## [TASK TO CARRY OUT]
Return every line below as is, leaving out the pictures.

______

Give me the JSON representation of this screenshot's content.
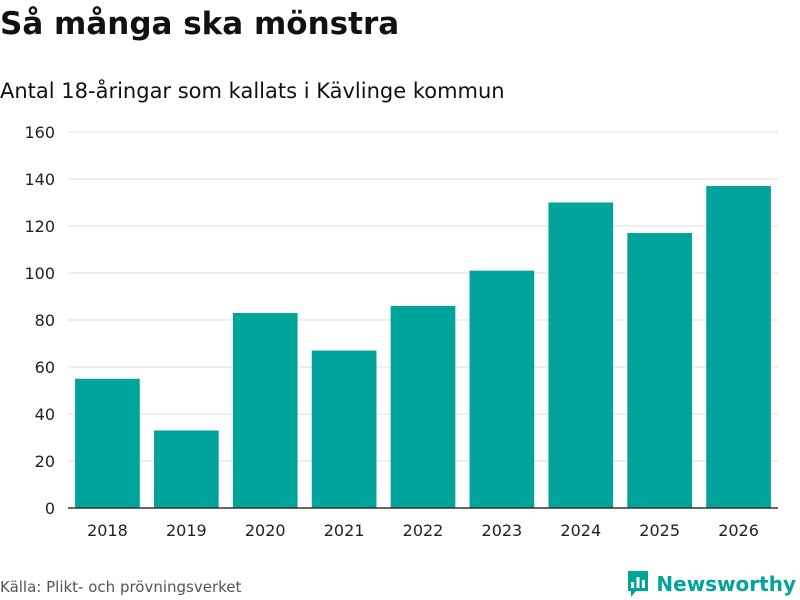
{
  "title": "Så många ska mönstra",
  "subtitle": "Antal 18-åringar som kallats i Kävlinge kommun",
  "source": "Källa: Plikt- och prövningsverket",
  "brand": {
    "name": "Newsworthy",
    "icon": "newsworthy-logo-icon"
  },
  "colors": {
    "bar": "#00a49a",
    "grid": "#dddddd",
    "axis": "#333333",
    "brand": "#00a49a"
  },
  "chart_data": {
    "type": "bar",
    "title": "Så många ska mönstra",
    "subtitle": "Antal 18-åringar som kallats i Kävlinge kommun",
    "categories": [
      "2018",
      "2019",
      "2020",
      "2021",
      "2022",
      "2023",
      "2024",
      "2025",
      "2026"
    ],
    "values": [
      55,
      33,
      83,
      67,
      86,
      101,
      130,
      117,
      137
    ],
    "xlabel": "",
    "ylabel": "",
    "ylim": [
      0,
      160
    ],
    "yticks": [
      0,
      20,
      40,
      60,
      80,
      100,
      120,
      140,
      160
    ],
    "grid": true,
    "legend": "none"
  }
}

______

## [ANSWER TO THE PROBLEM]
Give me the JSON representation of this screenshot's content.
{
  "title": "Så många ska mönstra",
  "subtitle": "Antal 18-åringar som kallats i Kävlinge kommun",
  "source": "Källa: Plikt- och prövningsverket",
  "brand": {
    "name": "Newsworthy",
    "icon": "newsworthy-logo-icon"
  },
  "colors": {
    "bar": "#00a49a",
    "grid": "#dddddd",
    "axis": "#333333",
    "brand": "#00a49a"
  },
  "chart_data": {
    "type": "bar",
    "title": "Så många ska mönstra",
    "subtitle": "Antal 18-åringar som kallats i Kävlinge kommun",
    "categories": [
      "2018",
      "2019",
      "2020",
      "2021",
      "2022",
      "2023",
      "2024",
      "2025",
      "2026"
    ],
    "values": [
      55,
      33,
      83,
      67,
      86,
      101,
      130,
      117,
      137
    ],
    "xlabel": "",
    "ylabel": "",
    "ylim": [
      0,
      160
    ],
    "yticks": [
      0,
      20,
      40,
      60,
      80,
      100,
      120,
      140,
      160
    ],
    "grid": true,
    "legend": "none"
  }
}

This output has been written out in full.